▸ **Text**

Recommended libraries:
- `github.com/urfave/cli/v3` - CLI framework
- `github.com/nats-io/nats.go` - NATS client
- `github.com/mark3labs/mcp-go` - MCP server implementation
- Standard library for JSON, logging, process execution

### Error Handling

- NATS connection errors: Retry with exponential backoff
- nixos-rebuild failures: Capture stdout/stderr, report in response message
- Timeout: Kill the nixos-rebuild process, report timeout error

### Testing

- Unit tests for message parsing and validation
- Integration tests using a local NATS server
- End-to-end tests with a NixOS VM (optional, can be done in consuming repo)

## Security Considerations

- **Privilege**: Listener runs as root to execute nixos-rebuild
- **Input validation**: Strictly validate revision format (alphanumeric, dashes, underscores, dots, slashes for branch names; hex for commit hashes)
- **Command injection**: Never interpolate user input into shell commands without validation
- **Rate limiting**: Consider adding rate limiting to prevent rapid-fire deployments
- **Audit logging**: Log all deployment requests with full context
- **Network isolation**: NATS should only be accessible from trusted networks

## Future Enhancements

These are not required for initial implementation:

1. **Deployment locking** - Cluster-wide lock to prevent fleet-wide concurrent deploys
2. **Prometheus metrics** - Export deployment count, duration, success/failure rates
3. **Webhook triggers** - HTTP endpoint for CI/CD integration
4. **Scheduled deployments** - Deploy at specific times (though this overlaps with existing auto-upgrade)

▸ **Excerpts from a layout annotation set**

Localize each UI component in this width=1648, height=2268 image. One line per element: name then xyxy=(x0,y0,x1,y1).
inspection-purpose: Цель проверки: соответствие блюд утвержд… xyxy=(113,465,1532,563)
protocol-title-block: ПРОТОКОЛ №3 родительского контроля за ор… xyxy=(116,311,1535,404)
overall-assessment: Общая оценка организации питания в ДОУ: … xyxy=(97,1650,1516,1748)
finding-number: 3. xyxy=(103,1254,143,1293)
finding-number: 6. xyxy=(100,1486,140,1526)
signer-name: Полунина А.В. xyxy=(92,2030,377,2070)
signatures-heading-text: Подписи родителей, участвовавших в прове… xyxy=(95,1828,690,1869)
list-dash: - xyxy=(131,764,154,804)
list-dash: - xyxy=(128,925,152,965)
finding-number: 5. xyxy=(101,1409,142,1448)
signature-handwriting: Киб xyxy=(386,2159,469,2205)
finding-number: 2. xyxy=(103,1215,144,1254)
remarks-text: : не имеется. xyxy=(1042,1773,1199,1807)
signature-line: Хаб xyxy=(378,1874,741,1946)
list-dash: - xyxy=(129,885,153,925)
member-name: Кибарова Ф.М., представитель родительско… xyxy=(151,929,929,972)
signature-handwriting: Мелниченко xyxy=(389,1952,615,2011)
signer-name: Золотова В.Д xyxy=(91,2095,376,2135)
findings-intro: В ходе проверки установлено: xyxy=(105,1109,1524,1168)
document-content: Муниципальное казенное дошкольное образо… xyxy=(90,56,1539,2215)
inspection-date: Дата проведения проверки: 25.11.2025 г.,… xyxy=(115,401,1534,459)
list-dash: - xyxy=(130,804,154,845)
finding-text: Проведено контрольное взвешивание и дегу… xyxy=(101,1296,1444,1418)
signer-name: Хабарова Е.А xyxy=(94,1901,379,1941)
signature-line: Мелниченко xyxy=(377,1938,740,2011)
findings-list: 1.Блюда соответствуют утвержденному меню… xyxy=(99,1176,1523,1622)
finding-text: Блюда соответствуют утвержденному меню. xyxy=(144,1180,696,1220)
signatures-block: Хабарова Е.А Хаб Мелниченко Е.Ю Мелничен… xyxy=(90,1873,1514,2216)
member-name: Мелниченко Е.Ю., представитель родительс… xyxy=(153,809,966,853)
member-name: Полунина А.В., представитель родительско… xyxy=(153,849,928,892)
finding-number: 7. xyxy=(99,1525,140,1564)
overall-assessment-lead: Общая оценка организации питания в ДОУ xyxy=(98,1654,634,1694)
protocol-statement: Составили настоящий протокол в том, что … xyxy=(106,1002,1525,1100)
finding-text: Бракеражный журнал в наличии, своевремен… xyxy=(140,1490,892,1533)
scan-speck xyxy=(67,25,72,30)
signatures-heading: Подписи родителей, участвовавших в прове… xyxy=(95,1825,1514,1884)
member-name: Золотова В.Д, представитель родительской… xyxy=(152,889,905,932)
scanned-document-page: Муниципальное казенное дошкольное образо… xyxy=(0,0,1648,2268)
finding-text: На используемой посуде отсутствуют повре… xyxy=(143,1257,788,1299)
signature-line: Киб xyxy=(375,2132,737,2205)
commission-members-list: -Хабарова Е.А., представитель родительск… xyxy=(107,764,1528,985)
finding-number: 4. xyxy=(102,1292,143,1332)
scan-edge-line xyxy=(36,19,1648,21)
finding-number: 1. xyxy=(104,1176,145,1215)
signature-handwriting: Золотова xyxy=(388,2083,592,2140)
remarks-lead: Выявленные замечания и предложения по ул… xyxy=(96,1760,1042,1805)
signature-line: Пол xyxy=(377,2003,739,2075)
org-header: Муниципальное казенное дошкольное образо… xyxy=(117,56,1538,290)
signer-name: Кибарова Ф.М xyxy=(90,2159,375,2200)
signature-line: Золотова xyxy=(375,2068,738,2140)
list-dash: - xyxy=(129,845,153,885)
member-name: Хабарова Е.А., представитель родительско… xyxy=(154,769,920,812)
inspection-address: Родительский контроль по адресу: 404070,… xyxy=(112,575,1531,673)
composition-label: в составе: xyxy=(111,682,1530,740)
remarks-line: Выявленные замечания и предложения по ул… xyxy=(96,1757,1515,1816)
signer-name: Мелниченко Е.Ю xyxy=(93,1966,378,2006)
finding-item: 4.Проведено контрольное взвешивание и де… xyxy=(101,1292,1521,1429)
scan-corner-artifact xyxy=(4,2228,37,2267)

▸ **Exercise task A**
Set down the stretch of the deployment notes from "- **Command injection**: Never" through "with existing auto-upgrade)", word for word.
▸ **Exercise task B**
According to the deployment notes, what should happen when a timeout occurs?
The listing is not needed here.

▸ **Expected answer A**
- **Command injection**: Never interpolate user input into shell commands without validation
- **Rate limiting**: Consider adding rate limiting to prevent rapid-fire deployments
- **Audit logging**: Log all deployment requests with full context
- **Network isolation**: NATS should only be accessible from trusted networks

## Future Enhancements

These are not required for initial implementation:

1. **Deployment locking** - Cluster-wide lock to prevent fleet-wide concurrent deploys
2. **Prometheus metrics** - Export deployment count, duration, success/failure rates
3. **Webhook triggers** - HTTP endpoint for CI/CD integration
4. **Scheduled deployments** - Deploy at specific times (though this overlaps with existing auto-upgrade)

▸ **Expected answer B**
The nixos-rebuild process should be killed and a timeout error reported.